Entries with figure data
===
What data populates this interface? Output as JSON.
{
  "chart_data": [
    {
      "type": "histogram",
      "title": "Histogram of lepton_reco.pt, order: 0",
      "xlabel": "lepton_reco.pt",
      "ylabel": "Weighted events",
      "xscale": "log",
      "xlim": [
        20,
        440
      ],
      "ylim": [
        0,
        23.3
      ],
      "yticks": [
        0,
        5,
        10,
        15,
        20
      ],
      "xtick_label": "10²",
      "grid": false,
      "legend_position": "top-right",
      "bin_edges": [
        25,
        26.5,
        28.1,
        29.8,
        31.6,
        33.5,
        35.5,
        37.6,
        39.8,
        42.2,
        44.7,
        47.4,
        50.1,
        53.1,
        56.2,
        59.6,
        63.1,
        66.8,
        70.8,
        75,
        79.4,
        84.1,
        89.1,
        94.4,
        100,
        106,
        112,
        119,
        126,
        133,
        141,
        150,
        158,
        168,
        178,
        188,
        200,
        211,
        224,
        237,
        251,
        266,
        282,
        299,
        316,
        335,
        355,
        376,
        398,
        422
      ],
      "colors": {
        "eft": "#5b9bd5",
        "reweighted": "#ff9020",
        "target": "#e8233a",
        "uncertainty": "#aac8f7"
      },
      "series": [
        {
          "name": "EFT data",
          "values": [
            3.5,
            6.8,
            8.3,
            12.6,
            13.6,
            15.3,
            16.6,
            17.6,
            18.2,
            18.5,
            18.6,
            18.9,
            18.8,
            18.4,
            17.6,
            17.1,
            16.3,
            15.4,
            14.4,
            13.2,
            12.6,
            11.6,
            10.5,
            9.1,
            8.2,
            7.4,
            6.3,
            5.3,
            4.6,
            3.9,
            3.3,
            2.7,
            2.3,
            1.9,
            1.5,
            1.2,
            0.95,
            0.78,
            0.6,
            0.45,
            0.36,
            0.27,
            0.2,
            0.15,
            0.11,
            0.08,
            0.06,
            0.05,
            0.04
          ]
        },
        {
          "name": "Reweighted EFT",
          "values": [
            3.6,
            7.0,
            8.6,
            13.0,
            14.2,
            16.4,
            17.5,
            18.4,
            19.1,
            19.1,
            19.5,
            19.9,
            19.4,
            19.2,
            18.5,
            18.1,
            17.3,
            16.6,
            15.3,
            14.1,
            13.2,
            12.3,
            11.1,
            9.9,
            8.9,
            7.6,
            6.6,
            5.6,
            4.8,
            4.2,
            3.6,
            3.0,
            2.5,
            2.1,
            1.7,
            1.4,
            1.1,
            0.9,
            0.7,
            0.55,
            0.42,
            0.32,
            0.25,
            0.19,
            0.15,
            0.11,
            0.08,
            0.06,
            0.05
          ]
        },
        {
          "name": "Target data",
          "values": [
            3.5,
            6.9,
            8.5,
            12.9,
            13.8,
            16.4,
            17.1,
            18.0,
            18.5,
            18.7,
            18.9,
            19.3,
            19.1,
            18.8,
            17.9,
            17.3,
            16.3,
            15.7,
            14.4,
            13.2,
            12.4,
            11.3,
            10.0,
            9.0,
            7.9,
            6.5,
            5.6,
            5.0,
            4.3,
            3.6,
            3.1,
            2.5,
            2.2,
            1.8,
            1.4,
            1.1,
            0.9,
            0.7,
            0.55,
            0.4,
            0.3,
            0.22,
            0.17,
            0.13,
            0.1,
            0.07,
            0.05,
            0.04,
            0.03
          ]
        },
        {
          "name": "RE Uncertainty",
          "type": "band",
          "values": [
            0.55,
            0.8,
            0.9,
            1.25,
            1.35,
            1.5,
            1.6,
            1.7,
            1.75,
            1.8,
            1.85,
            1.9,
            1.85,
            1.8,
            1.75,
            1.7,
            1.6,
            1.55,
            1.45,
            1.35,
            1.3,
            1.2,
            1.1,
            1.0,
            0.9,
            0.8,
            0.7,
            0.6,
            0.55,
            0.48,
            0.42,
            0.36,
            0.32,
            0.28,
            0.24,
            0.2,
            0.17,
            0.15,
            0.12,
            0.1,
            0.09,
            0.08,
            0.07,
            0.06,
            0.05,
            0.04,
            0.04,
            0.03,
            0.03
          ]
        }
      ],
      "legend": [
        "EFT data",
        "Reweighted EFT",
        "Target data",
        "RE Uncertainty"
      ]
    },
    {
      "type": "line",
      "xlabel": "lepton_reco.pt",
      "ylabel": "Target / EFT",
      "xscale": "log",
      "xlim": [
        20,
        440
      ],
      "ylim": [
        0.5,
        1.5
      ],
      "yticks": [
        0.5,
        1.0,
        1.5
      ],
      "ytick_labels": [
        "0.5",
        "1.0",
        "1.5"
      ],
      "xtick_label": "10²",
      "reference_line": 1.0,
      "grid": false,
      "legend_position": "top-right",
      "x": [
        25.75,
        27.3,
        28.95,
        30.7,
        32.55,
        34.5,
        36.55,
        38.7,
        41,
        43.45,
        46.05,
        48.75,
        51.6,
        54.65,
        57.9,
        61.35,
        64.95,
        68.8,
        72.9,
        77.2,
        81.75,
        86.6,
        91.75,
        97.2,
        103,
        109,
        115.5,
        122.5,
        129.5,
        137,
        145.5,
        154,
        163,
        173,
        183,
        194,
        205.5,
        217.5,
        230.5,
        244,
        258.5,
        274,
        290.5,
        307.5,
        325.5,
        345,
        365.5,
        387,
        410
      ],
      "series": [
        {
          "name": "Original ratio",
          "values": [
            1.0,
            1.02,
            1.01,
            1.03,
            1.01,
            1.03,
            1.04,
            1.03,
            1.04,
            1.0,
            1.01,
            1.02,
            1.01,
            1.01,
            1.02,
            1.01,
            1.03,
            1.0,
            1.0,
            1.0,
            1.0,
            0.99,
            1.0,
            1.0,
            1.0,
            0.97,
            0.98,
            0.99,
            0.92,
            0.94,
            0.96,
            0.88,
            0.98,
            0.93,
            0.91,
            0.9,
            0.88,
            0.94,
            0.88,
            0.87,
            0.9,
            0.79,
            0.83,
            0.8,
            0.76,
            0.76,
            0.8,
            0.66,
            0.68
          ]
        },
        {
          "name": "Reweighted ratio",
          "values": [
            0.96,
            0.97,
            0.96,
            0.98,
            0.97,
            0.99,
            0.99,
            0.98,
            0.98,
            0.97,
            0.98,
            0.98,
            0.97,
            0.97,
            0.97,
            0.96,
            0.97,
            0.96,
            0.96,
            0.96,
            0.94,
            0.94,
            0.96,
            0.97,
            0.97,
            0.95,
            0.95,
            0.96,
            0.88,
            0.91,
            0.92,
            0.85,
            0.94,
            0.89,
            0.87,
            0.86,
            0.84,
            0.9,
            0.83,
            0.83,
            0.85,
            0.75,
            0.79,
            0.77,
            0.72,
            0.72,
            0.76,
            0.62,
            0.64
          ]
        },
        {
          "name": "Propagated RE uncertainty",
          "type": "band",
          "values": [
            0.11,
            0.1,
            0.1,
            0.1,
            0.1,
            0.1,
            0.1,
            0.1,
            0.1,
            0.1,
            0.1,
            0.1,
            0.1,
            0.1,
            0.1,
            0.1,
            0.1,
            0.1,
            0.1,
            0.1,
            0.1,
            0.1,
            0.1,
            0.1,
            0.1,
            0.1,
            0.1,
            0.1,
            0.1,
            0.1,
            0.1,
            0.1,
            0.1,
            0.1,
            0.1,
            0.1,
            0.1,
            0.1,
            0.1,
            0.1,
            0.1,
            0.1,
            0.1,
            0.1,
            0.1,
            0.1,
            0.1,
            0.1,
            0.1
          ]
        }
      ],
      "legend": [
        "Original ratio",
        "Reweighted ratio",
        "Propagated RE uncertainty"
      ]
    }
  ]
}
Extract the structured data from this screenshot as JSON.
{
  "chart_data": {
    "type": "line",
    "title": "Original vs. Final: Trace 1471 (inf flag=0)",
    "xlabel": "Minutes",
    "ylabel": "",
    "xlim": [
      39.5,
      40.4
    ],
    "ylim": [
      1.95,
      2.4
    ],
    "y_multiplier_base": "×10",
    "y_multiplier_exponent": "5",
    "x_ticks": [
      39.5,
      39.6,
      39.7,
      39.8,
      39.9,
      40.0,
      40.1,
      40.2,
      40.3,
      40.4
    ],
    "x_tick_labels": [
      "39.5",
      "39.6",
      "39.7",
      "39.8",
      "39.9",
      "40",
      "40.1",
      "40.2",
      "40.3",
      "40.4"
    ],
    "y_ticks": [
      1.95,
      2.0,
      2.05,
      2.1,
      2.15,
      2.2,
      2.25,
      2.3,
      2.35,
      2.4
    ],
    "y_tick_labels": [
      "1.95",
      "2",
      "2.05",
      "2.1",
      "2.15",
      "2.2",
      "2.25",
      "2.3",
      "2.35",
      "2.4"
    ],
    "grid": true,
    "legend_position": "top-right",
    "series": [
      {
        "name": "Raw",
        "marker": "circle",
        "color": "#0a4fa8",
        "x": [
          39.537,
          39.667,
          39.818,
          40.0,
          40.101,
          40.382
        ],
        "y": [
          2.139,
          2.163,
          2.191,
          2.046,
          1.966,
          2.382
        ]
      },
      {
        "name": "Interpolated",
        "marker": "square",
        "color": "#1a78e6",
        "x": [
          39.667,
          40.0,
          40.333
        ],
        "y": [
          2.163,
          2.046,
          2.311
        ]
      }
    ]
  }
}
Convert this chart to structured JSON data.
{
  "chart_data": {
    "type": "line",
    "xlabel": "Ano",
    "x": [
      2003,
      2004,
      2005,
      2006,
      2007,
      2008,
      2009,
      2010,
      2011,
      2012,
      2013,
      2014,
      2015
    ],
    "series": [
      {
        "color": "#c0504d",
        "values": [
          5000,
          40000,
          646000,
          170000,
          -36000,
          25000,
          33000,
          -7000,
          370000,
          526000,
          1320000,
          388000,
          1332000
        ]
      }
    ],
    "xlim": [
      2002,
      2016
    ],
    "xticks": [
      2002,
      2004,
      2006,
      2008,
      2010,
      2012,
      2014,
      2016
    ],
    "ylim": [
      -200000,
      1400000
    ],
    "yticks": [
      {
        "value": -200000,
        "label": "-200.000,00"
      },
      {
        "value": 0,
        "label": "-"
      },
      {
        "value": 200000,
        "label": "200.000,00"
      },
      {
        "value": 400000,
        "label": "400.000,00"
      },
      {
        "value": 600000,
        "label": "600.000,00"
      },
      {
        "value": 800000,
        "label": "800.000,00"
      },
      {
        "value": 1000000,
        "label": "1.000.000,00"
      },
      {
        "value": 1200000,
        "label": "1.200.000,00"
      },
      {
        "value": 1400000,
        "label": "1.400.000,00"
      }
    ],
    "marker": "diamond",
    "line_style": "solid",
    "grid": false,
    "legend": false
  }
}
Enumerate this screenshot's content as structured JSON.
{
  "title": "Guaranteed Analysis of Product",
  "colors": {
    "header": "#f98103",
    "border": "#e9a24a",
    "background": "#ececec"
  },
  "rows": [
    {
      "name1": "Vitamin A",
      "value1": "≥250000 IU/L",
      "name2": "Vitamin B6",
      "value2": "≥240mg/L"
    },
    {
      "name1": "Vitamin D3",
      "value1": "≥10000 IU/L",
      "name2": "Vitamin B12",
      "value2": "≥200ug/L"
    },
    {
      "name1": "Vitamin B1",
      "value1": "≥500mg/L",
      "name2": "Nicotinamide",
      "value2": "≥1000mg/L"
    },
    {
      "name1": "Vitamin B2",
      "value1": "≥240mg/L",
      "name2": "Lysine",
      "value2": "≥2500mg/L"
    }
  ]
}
===
■ Goal of the exercise
State the number of lines above that hold the string "title", with nothing added.

■ Answer for the task
3